§ **AIM OF THE TASK**
Print the data exactly. Pictures stay out.

§ **INFORMATION SUPPLIED**
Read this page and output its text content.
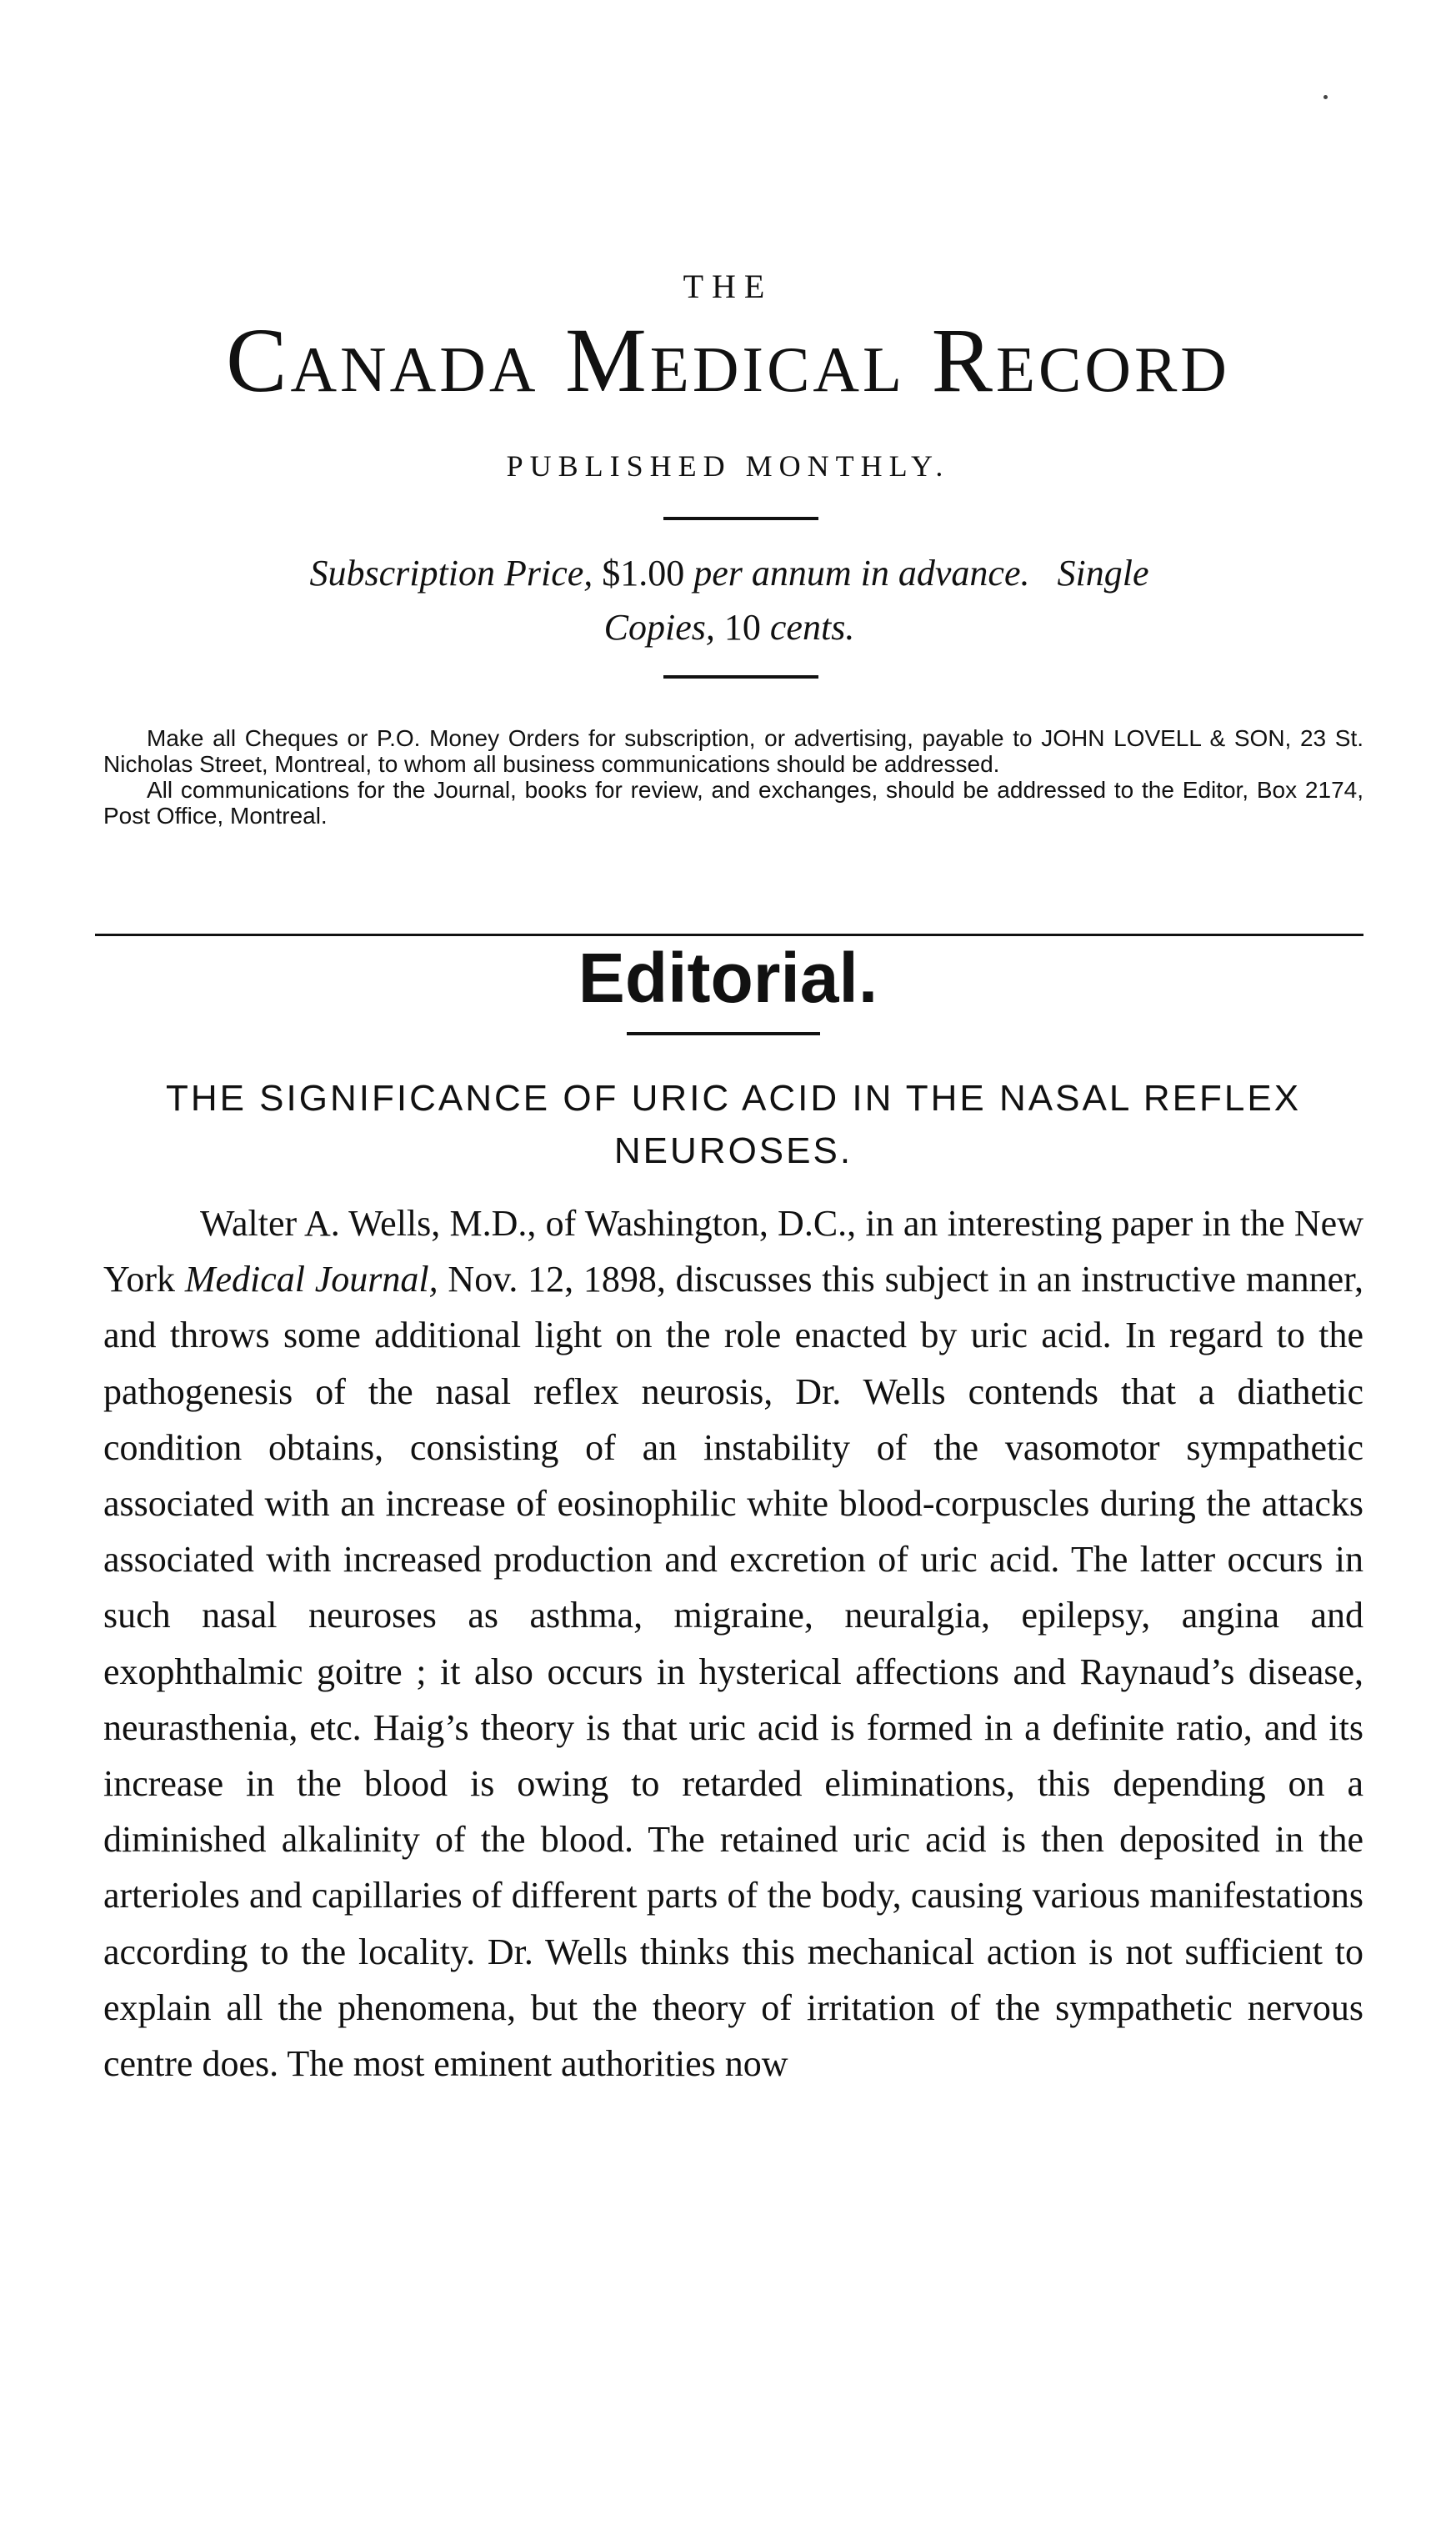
THE
Canada Medical Record
PUBLISHED MONTHLY.
Subscription Price, $1.00 per annum in advance. Single
Copies, 10 cents.

Make all Cheques or P.O. Money Orders for subscription, or advertising, payable to JOHN LOVELL & SON, 23 St. Nicholas Street, Montreal, to whom all business communications should be addressed.

All communications for the Journal, books for review, and exchanges, should be addressed to the Editor, Box 2174, Post Office, Montreal.

Editorial.
THE SIGNIFICANCE OF URIC ACID IN THE NASAL REFLEX NEUROSES.

Walter A. Wells, M.D., of Washington, D.C., in an interesting paper in the New York Medical Journal, Nov. 12, 1898, discusses this subject in an instructive manner, and throws some additional light on the role enacted by uric acid. In regard to the pathogenesis of the nasal reflex neurosis, Dr. Wells contends that a diathetic condition obtains, consisting of an instability of the vasomotor sympathetic associated with an increase of eosinophilic white blood-corpuscles during the attacks associated with increased production and excretion of uric acid. The latter occurs in such nasal neuroses as asthma, migraine, neuralgia, epilepsy, angina and exophthalmic goitre ; it also occurs in hysterical affections and Raynaud’s disease, neurasthenia, etc. Haig’s theory is that uric acid is formed in a definite ratio, and its increase in the blood is owing to retarded eliminations, this depending on a diminished alkalinity of the blood. The retained uric acid is then deposited in the arterioles and capillaries of different parts of the body, causing various manifestations according to the locality. Dr. Wells thinks this mechanical action is not sufficient to explain all the phenomena, but the theory of irritation of the sympathetic nervous centre does. The most eminent authorities now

§ **OUTPUT FOR THIS TASK**
Read this page and output its text content.
THE
Canada Medical Record
PUBLISHED MONTHLY.
Subscription Price, $1.00 per annum in advance. Single
Copies, 10 cents.

Make all Cheques or P.O. Money Orders for subscription, or advertising, payable to JOHN LOVELL & SON, 23 St. Nicholas Street, Montreal, to whom all business communications should be addressed.

All communications for the Journal, books for review, and exchanges, should be addressed to the Editor, Box 2174, Post Office, Montreal.

Editorial.
THE SIGNIFICANCE OF URIC ACID IN THE NASAL REFLEX NEUROSES.

Walter A. Wells, M.D., of Washington, D.C., in an interesting paper in the New York Medical Journal, Nov. 12, 1898, discusses this subject in an instructive manner, and throws some additional light on the role enacted by uric acid. In regard to the pathogenesis of the nasal reflex neurosis, Dr. Wells contends that a diathetic condition obtains, consisting of an instability of the vasomotor sympathetic associated with an increase of eosinophilic white blood-corpuscles during the attacks associated with increased production and excretion of uric acid. The latter occurs in such nasal neuroses as asthma, migraine, neuralgia, epilepsy, angina and exophthalmic goitre ; it also occurs in hysterical affections and Raynaud’s disease, neurasthenia, etc. Haig’s theory is that uric acid is formed in a definite ratio, and its increase in the blood is owing to retarded eliminations, this depending on a diminished alkalinity of the blood. The retained uric acid is then deposited in the arterioles and capillaries of different parts of the body, causing various manifestations according to the locality. Dr. Wells thinks this mechanical action is not sufficient to explain all the phenomena, but the theory of irritation of the sympathetic nervous centre does. The most eminent authorities now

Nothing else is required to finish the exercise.